Source document.
_ _ _

Saving files in /tmp/ in Cloud Composer

8,425 views
Skip to first unread message

Jocelyn

unread,
Jul 26, 2018, 7:05:22 PM7/26/18
to cloud-composer-discuss
Hi,

I have the following workflow in Composer:

Task1

BigQueryToCloudStorageOperator - to read a BQ table to GCS - say table1.csv

Task 2 
BashOperator to read a python script from GCS (script1.py) and write the result to /tmp/ for use by Task 3 and also save to GCS (result1.csv). 

 script1.py reads in table1.csv from GCS as a download blob object into a pandas dataframe. This works successfully when run on the Command line (Cloud Shell) but fails in Composer. 

Task 3
BashOperator - to upload result of task 2 (also called in a python script script2.py) and upload via an API.

Am I right to say that Composer does not recognise  /tmp/ as a location and is not able to retrieve files saved to a temporary location? I viewed the logs for task 2 and noted the temporary location, however, task 3 could not locate the file (gave a different location). 


Thanks 
Jocelyn

Norbert Kremer

unread,
Jul 27, 2018, 10:40:39 AM7/27/18
to cloud-composer-discuss
Hello,  Your observations are consistent with mine.  By running commands like pwd and df inside BashOperator tasks and inspecting logs, I found that each task is run in its own subdirectory under /tmp and one task cannot see the files created by another task.  Fair enough, that's just how it works.

I don't know how good a practice this is, but you might be able to use space under /home/airflow/gcsfuse   GCSfuse makes the GCS bucket available to bash commands as if it were part of the filesystem and the locations are stable from task to task.  This area /home/airflow/gcsfuse is set up by CC so it's CC's bucket and not my bucket. I don't like mixing user files with system-generated files, and I don't know the security implications.  Maybe others in this forum could comment on that. But I think it will work for your needs.  Or maybe you could mount another bucket of your own making with gcsfuse.

I was motivated to look at this because I wanted to process some files (ungzip in my case) that were potentially larger than the space available on /tmp    /home/airflow/gcsfuse seems to have lots of space. I have not tested the limit, but df reports 1 PB.

Try it and let us know how it works out.

Trevor Edwards

unread,
Jul 27, 2018, 12:28:47 PM7/27/18
to cloud-composer-discuss
https://cloud.google.com/composer/docs/concepts/cloud-storage#data_synchronization documents the data/ folder which is meant for staging files like this.

Also, IIRC, even if the data/ folder supports up to 1 PB of data, you may run into issues if you try to work with individual files whose size is greater than the size of your Composer workers' disk.

_ _ _

Extracted entries.
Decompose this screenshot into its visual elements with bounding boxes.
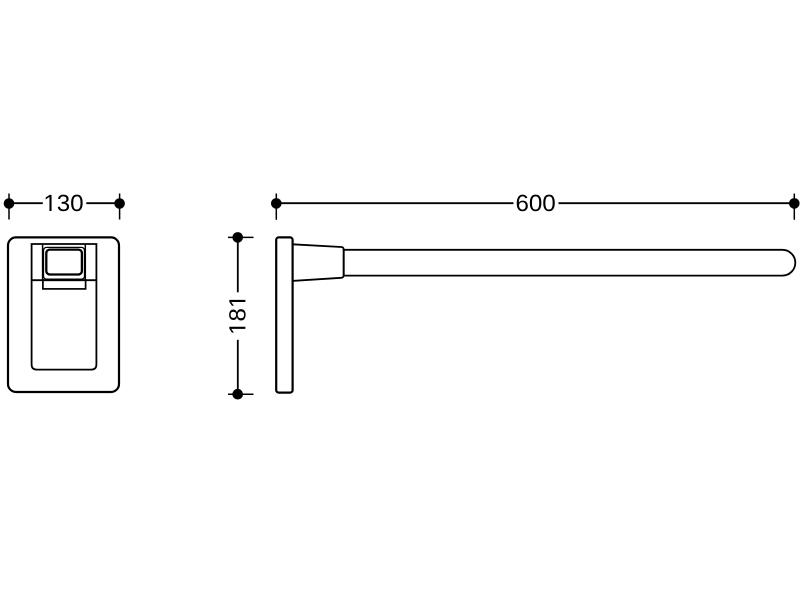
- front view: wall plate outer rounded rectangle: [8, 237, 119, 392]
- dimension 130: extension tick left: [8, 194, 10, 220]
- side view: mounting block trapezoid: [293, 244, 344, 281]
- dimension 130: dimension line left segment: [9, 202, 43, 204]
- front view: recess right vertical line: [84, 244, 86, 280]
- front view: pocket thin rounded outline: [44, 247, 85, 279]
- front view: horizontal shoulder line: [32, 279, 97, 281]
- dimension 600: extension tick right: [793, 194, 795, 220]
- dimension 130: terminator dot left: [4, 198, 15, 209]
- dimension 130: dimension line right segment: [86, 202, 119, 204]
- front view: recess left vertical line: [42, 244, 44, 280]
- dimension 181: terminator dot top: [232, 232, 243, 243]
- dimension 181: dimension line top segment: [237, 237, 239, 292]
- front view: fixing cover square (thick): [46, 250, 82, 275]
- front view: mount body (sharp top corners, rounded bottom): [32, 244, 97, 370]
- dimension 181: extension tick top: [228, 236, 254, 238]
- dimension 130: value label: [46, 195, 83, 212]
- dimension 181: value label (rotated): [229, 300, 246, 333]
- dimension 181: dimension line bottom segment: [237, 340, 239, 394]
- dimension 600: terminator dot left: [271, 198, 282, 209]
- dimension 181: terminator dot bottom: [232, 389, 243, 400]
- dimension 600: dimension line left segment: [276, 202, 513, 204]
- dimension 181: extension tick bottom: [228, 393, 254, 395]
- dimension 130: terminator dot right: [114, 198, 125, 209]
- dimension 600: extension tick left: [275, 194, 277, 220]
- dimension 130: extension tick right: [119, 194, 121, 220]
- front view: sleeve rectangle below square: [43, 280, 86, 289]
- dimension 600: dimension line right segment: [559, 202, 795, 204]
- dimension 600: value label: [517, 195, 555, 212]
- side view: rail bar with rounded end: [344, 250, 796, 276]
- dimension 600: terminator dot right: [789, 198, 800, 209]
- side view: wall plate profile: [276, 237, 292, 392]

_ _ _

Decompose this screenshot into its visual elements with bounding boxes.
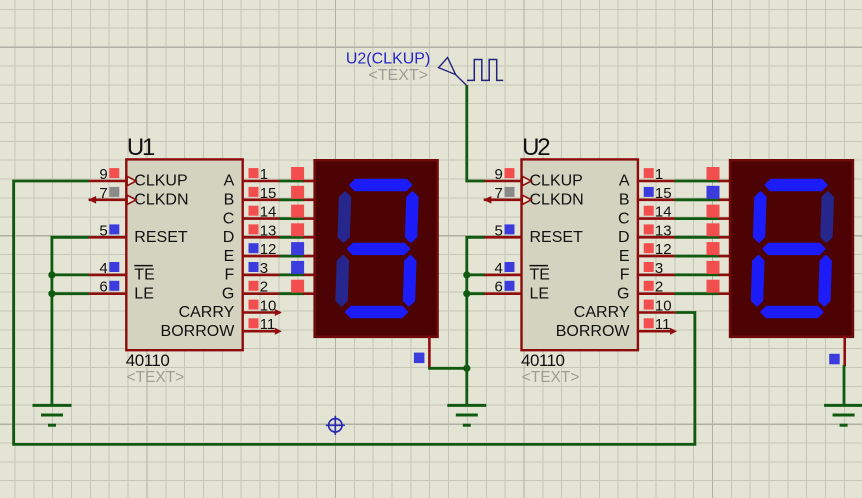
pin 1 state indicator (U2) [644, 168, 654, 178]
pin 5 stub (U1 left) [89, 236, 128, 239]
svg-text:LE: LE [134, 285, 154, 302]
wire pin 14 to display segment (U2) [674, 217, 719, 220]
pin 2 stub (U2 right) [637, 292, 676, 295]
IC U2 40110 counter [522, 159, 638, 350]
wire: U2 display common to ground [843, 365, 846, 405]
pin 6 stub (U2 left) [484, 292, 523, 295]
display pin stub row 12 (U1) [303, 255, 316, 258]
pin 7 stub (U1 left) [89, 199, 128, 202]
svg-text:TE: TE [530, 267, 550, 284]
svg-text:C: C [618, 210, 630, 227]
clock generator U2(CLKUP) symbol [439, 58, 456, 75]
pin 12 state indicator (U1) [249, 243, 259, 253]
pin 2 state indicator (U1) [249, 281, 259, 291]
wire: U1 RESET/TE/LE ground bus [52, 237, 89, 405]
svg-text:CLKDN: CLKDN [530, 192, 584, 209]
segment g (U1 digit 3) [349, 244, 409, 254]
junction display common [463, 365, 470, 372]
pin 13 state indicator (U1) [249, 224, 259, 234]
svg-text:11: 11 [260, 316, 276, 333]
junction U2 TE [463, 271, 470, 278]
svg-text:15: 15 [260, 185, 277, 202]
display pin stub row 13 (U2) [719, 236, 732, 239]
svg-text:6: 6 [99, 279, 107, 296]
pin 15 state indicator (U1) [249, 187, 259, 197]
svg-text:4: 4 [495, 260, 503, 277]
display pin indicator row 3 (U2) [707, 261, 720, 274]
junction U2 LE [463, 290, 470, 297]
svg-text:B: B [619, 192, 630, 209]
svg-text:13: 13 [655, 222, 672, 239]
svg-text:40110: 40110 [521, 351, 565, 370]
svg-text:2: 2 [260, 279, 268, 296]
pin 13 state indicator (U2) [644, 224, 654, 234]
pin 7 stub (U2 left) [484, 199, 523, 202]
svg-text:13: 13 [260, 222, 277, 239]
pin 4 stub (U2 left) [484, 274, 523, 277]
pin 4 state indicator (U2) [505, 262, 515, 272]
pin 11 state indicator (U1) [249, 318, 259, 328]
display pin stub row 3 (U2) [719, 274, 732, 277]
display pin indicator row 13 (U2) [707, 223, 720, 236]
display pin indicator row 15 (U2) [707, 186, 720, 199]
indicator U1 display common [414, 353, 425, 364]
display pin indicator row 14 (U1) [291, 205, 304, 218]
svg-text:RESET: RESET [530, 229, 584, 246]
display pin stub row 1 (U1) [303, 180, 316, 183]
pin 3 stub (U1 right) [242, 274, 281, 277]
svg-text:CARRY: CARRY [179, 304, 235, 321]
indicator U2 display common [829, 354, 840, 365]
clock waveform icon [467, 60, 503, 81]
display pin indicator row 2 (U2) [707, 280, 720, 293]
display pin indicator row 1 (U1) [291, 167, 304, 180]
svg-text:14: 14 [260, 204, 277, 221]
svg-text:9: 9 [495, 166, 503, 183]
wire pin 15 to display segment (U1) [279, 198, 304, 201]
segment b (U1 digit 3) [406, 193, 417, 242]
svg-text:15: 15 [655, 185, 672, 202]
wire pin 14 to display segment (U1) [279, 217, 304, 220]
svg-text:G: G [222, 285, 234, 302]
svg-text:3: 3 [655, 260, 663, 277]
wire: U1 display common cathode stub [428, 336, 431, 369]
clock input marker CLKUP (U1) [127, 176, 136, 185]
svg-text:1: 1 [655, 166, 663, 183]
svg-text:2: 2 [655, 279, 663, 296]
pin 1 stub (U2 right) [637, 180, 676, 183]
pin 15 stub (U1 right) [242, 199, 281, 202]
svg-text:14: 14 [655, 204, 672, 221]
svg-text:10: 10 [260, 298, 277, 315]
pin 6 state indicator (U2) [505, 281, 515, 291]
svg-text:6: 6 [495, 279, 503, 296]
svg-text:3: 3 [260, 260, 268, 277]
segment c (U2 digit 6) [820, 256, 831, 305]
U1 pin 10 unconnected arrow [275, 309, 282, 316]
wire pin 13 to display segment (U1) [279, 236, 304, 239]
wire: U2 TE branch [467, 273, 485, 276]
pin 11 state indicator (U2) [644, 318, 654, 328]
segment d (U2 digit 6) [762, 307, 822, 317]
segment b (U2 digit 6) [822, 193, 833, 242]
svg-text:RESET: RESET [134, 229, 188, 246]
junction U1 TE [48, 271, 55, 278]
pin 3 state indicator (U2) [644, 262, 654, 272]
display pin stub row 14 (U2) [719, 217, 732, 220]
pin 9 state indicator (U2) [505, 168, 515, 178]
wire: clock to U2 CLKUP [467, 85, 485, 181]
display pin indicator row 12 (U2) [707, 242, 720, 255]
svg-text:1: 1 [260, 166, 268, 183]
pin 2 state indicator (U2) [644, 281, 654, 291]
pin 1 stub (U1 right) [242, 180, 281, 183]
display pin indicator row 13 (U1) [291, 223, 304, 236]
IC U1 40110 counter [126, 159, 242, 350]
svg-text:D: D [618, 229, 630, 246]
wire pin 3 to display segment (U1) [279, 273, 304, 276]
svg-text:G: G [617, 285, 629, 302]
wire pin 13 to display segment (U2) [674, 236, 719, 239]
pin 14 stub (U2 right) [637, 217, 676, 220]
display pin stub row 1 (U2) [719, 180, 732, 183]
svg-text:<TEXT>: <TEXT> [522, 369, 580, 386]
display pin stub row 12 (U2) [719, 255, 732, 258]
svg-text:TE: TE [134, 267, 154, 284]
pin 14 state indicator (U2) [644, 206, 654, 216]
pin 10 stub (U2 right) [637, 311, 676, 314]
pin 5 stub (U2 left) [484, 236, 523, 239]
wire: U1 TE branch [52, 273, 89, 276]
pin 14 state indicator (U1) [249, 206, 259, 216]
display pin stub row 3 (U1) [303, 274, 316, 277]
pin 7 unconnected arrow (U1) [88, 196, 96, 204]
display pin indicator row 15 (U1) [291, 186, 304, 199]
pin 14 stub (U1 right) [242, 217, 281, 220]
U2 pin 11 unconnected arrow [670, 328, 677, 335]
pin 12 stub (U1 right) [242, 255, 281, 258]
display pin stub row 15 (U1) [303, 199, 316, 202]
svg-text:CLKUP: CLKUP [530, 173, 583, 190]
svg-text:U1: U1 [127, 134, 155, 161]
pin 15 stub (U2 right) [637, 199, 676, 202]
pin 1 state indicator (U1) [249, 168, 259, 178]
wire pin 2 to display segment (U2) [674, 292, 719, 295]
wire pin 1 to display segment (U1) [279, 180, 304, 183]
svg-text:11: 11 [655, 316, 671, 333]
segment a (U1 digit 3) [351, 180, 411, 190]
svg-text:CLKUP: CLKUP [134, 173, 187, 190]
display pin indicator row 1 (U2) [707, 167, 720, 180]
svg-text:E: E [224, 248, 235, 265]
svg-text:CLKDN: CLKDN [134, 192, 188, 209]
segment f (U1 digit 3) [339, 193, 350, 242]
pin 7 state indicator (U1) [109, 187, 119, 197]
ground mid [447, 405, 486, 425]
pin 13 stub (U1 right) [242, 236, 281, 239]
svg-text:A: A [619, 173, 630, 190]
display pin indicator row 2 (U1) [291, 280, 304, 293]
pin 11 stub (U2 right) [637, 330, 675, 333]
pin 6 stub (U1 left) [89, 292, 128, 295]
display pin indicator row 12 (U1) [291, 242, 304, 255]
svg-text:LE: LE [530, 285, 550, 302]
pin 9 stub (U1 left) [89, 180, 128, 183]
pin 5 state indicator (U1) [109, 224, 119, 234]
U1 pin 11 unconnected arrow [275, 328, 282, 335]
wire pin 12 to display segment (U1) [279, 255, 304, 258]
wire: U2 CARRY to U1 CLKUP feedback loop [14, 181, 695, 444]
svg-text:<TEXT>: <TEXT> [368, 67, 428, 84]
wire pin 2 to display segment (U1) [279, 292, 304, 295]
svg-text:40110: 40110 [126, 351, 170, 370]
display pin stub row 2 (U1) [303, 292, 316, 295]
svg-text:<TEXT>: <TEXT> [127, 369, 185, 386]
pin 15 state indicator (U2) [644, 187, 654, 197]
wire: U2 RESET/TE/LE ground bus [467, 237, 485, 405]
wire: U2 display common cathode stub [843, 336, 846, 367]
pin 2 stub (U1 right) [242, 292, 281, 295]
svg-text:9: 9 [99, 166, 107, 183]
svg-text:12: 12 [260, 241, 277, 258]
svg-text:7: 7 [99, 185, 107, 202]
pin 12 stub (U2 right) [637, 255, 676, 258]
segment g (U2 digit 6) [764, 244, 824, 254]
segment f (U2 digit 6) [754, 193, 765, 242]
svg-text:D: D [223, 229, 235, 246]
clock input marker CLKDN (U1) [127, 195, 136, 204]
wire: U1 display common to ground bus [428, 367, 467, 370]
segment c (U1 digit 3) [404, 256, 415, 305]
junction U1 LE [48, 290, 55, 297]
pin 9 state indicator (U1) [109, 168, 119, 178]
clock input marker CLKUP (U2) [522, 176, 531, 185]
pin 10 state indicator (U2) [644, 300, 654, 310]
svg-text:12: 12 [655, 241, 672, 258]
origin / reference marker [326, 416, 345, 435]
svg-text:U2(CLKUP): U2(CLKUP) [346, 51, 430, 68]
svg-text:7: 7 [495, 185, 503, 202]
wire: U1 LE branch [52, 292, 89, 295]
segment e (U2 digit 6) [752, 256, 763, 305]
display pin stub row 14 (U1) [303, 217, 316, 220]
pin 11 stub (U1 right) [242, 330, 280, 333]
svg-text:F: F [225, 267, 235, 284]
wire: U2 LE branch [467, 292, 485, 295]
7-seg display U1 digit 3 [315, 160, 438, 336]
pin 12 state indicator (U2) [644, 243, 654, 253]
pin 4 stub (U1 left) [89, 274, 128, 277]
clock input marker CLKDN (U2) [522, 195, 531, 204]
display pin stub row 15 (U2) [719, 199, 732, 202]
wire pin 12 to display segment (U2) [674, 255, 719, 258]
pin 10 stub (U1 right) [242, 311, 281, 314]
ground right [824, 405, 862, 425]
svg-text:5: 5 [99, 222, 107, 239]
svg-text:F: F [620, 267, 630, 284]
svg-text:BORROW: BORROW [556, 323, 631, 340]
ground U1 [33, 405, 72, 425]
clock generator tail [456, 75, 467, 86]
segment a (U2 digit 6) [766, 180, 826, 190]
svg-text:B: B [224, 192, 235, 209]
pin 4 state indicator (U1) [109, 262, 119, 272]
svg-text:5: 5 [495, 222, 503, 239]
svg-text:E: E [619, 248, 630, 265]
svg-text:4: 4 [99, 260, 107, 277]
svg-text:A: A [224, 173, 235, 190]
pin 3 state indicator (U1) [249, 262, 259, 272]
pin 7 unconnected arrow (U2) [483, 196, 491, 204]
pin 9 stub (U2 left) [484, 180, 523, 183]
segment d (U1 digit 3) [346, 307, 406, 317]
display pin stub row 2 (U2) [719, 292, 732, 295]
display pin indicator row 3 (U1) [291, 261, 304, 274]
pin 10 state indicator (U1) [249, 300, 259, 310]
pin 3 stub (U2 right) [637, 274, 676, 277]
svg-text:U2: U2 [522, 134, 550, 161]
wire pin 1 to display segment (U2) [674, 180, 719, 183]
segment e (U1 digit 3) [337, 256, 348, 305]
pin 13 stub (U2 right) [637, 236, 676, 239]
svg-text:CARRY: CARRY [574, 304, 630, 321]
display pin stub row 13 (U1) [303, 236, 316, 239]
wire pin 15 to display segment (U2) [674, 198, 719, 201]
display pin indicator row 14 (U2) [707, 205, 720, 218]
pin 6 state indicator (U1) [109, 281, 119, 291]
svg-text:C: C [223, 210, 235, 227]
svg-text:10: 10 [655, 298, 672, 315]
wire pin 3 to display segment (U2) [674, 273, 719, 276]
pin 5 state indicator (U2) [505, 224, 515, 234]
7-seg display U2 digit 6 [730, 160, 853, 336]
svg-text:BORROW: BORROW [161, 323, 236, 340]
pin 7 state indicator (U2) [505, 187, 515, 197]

_ _ _

Written tasks.
- 1) List every file name that Jocelyn mentions in the Cloud Composer thread.
- 2) Based on the Cloud Composer thread, say whether each statement is true, giving yes or no plus the words from the thread that decide it:
(a) Norbert Kremer found that each task runs in its own subdirectory under /tmp.
(b) Norbert Kremer tested how much space /home/airflow/gcsfuse can hold.
(c) Trevor Edwards points to a data/ folder meant for staging files.
- 3) Carry on the Cloud Composer thread from its last sentence.

The answers.
- 1) table1.csv, script1.py, result1.csv, script2.py

- 2)
(a) Yes: "each task is run in its own subdirectory under /tmp and one task cannot see the files created by another task"
(b) No: "I have not tested the limit, but df reports 1 PB."
(c) Yes: "documents the data/ folder which is meant for staging files like this."

- 3)
Norbert Kremer

unread,
Jul 27, 2018, 2:27:29 PM7/27/18
to cloud-composer-discuss
Trevor, thanks for clearing that up.  I tested the data folder and it works for me as expected.  Regarding size limitation, what you say makes sense, as gcsfuse needs some place to buffer the writes to GCS.  I'll test the size limits later.


Jocelyn

unread,
Aug 1, 2018, 9:20:43 AM8/1/18
to cloud-composer-discuss
Thanks for the suggestions. I'm still having a problem reading the file correctly. 

  In my old airflow configuration I would call the file directly from my home path, save the output to '~/airflow/bin/test.py' then maybe copy this to cloud storage.

t1 = BashOperator(
     task_id='run_script1',
     bash_command='python /home/airflow/scripts//test.py ',
     dag=dag)

t2 = BashOperator(
     task_id='upload_script1_output',
     bash_command='gsutil cp ~/airflow/bin/test.py gs://[bucket]/test.py ',
     dag=dag)


I tried saving all my files into the data folder but when I call the files in my tasks, airflow is not able to recognise the file path. Even when I save it to a folder in the dags folder.

So I have a file 'test.py' saved in gs://[bucket-name]/data/test.py. How do I call/ reference this path in my DAG task in Composer? The documentation specifies a Storage path and a Mapped Directory path but when I run this: 

t3 = BashOperator(
     task_id='run_script1',
     bash_command='python /home/airflow/gcs/dags/DS_quotes/test_convert_columns.py', 
     dag=dag)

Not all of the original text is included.